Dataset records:
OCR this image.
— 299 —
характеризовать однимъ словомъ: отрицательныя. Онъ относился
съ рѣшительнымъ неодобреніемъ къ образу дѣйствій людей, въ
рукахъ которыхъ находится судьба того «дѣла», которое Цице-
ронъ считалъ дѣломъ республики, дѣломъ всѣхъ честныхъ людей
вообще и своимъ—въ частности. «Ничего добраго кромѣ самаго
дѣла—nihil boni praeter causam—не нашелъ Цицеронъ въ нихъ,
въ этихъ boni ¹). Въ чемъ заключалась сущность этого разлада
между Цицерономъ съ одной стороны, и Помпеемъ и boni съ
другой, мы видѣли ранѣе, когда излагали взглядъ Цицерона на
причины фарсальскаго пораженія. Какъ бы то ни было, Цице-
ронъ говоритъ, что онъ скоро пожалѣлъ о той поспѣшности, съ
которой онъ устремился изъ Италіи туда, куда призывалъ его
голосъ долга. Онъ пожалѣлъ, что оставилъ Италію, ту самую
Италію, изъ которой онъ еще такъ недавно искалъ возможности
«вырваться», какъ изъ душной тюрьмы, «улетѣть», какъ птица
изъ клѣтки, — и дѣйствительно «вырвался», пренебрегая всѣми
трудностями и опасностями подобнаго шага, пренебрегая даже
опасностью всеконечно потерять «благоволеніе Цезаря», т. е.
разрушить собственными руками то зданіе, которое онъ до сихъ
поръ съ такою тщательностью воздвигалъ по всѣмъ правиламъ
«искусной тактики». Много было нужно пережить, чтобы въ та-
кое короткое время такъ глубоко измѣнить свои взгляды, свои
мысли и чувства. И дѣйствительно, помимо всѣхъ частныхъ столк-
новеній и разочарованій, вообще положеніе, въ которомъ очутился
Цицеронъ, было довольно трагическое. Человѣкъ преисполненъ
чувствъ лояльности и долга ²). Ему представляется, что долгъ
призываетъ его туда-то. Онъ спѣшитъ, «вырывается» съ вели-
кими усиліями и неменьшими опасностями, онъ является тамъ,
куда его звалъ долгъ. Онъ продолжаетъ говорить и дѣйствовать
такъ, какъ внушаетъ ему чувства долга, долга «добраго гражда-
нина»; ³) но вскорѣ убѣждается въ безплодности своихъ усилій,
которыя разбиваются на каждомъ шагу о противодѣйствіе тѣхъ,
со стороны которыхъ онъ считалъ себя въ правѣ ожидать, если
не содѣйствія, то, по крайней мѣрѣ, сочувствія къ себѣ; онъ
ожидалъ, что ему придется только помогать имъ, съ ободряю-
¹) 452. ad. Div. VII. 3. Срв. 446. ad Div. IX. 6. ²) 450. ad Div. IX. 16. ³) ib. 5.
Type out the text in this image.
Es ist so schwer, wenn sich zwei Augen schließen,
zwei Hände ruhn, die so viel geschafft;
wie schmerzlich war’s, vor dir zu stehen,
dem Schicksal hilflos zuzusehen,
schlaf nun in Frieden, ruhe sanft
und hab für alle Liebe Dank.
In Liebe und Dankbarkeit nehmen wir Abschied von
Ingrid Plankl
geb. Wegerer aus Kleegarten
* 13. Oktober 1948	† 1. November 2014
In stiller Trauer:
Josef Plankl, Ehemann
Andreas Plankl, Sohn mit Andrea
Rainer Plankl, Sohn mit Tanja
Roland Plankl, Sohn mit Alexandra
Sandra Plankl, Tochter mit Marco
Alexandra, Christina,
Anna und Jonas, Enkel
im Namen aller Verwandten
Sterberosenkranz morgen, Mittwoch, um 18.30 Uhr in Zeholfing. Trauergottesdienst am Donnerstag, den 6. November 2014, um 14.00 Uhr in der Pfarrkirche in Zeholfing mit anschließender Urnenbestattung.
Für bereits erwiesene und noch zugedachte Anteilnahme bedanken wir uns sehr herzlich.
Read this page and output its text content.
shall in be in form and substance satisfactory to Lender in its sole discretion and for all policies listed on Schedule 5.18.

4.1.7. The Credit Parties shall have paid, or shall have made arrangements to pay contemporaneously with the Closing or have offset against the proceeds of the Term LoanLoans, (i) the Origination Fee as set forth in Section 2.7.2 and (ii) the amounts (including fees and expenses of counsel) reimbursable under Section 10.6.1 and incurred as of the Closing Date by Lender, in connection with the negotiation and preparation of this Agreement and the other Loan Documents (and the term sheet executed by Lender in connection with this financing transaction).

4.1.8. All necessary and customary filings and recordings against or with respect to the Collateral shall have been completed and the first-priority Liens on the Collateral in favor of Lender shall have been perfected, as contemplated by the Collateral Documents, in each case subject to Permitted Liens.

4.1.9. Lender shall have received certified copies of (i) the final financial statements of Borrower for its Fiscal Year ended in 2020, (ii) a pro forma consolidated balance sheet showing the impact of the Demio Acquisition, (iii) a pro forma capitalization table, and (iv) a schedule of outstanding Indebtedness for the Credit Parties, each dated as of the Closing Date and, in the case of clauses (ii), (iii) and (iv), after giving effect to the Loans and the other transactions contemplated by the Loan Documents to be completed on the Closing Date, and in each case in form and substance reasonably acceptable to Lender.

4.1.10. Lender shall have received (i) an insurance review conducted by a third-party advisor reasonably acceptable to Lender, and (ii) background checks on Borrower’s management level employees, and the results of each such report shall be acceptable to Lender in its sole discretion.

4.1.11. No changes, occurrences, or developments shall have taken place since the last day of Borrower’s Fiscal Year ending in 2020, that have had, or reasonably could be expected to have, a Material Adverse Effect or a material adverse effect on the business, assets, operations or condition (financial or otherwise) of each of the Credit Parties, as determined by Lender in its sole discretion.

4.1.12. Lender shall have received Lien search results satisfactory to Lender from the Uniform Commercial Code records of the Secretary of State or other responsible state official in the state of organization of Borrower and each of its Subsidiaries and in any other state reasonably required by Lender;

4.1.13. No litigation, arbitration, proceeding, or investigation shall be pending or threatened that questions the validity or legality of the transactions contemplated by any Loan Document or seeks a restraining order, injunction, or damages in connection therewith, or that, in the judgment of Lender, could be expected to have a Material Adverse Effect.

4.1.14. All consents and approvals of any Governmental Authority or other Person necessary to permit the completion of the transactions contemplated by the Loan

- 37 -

**WHAT IS EXPECTED**
Where a line holds "Liebe", copy it out.

**FINISHED TASK**
und hab für alle Liebe Dank.
In Liebe und Dankbarkeit nehmen wir Abschied von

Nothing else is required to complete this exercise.